Records for the exercise
◆ ◆ ◆ ◆

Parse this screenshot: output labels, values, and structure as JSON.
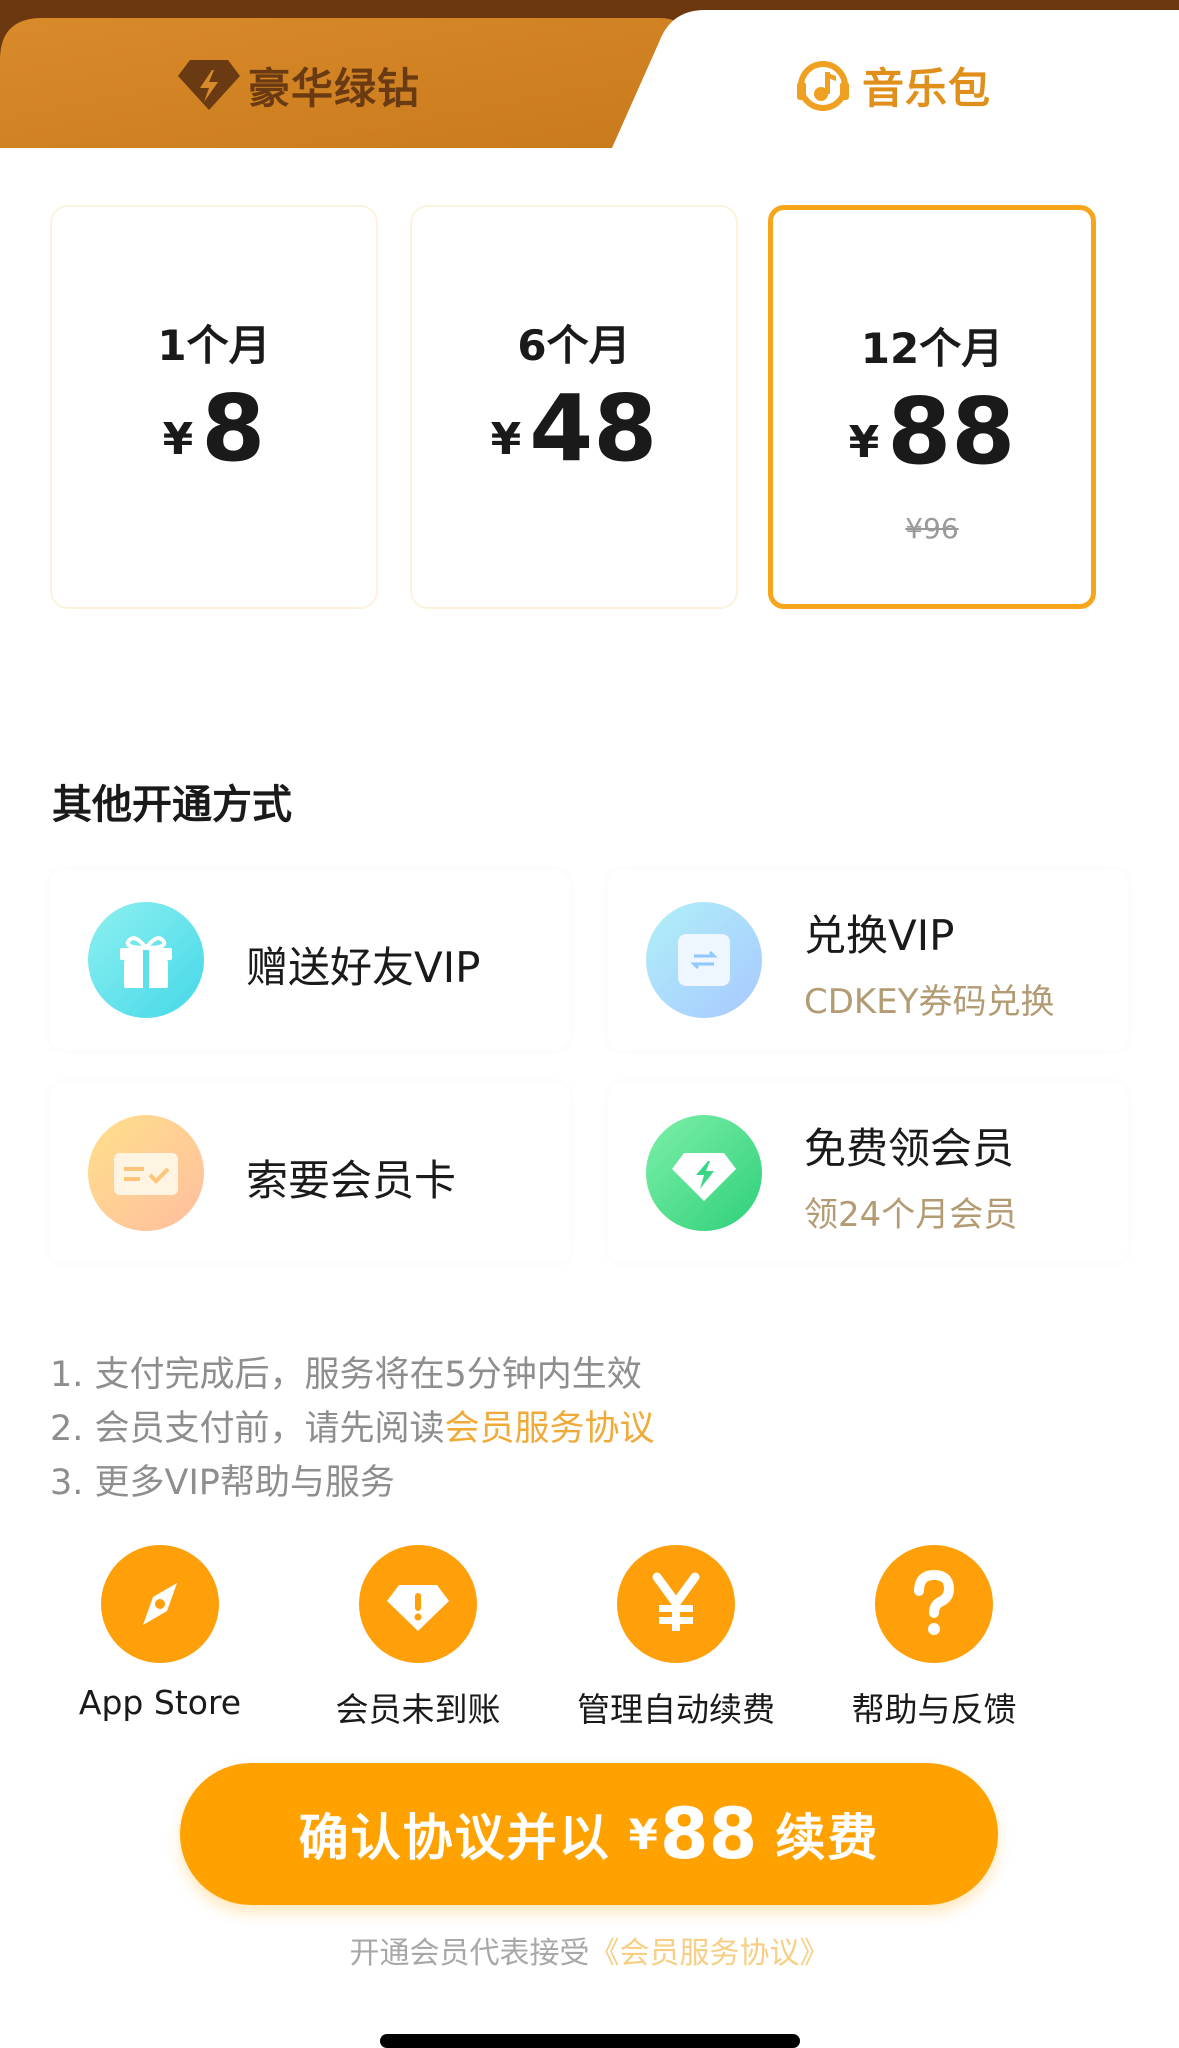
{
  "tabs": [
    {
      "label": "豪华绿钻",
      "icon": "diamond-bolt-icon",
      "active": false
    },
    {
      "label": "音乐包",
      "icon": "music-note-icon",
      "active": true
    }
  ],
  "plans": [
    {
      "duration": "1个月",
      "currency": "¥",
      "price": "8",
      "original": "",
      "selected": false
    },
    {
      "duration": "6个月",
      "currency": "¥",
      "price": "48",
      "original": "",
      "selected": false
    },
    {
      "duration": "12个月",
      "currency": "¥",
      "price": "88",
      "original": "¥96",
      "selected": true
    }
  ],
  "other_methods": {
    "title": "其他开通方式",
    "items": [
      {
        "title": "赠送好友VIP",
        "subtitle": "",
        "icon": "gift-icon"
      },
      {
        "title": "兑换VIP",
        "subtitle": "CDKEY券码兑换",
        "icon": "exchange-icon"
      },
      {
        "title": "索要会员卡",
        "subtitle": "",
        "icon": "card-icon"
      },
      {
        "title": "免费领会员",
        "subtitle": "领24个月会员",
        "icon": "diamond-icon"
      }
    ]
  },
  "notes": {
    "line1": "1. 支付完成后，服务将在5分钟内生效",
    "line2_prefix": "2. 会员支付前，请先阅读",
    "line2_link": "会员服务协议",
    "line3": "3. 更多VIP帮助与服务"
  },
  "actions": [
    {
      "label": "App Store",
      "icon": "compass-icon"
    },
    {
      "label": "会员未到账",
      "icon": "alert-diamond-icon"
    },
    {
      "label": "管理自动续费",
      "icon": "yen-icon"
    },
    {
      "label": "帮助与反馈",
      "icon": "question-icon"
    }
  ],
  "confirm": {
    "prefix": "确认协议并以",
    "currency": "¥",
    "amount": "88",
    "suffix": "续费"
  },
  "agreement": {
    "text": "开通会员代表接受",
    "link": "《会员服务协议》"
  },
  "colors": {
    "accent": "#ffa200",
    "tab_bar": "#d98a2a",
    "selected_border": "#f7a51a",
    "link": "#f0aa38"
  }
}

◆ ◆ ◆ ◆

Output an exact copy of the material, with the pictures removed.

Correct answer
Parse this screenshot: output labels, values, and structure as JSON.
{
  "tabs": [
    {
      "label": "豪华绿钻",
      "icon": "diamond-bolt-icon",
      "active": false
    },
    {
      "label": "音乐包",
      "icon": "music-note-icon",
      "active": true
    }
  ],
  "plans": [
    {
      "duration": "1个月",
      "currency": "¥",
      "price": "8",
      "original": "",
      "selected": false
    },
    {
      "duration": "6个月",
      "currency": "¥",
      "price": "48",
      "original": "",
      "selected": false
    },
    {
      "duration": "12个月",
      "currency": "¥",
      "price": "88",
      "original": "¥96",
      "selected": true
    }
  ],
  "other_methods": {
    "title": "其他开通方式",
    "items": [
      {
        "title": "赠送好友VIP",
        "subtitle": "",
        "icon": "gift-icon"
      },
      {
        "title": "兑换VIP",
        "subtitle": "CDKEY券码兑换",
        "icon": "exchange-icon"
      },
      {
        "title": "索要会员卡",
        "subtitle": "",
        "icon": "card-icon"
      },
      {
        "title": "免费领会员",
        "subtitle": "领24个月会员",
        "icon": "diamond-icon"
      }
    ]
  },
  "notes": {
    "line1": "1. 支付完成后，服务将在5分钟内生效",
    "line2_prefix": "2. 会员支付前，请先阅读",
    "line2_link": "会员服务协议",
    "line3": "3. 更多VIP帮助与服务"
  },
  "actions": [
    {
      "label": "App Store",
      "icon": "compass-icon"
    },
    {
      "label": "会员未到账",
      "icon": "alert-diamond-icon"
    },
    {
      "label": "管理自动续费",
      "icon": "yen-icon"
    },
    {
      "label": "帮助与反馈",
      "icon": "question-icon"
    }
  ],
  "confirm": {
    "prefix": "确认协议并以",
    "currency": "¥",
    "amount": "88",
    "suffix": "续费"
  },
  "agreement": {
    "text": "开通会员代表接受",
    "link": "《会员服务协议》"
  },
  "colors": {
    "accent": "#ffa200",
    "tab_bar": "#d98a2a",
    "selected_border": "#f7a51a",
    "link": "#f0aa38"
  }
}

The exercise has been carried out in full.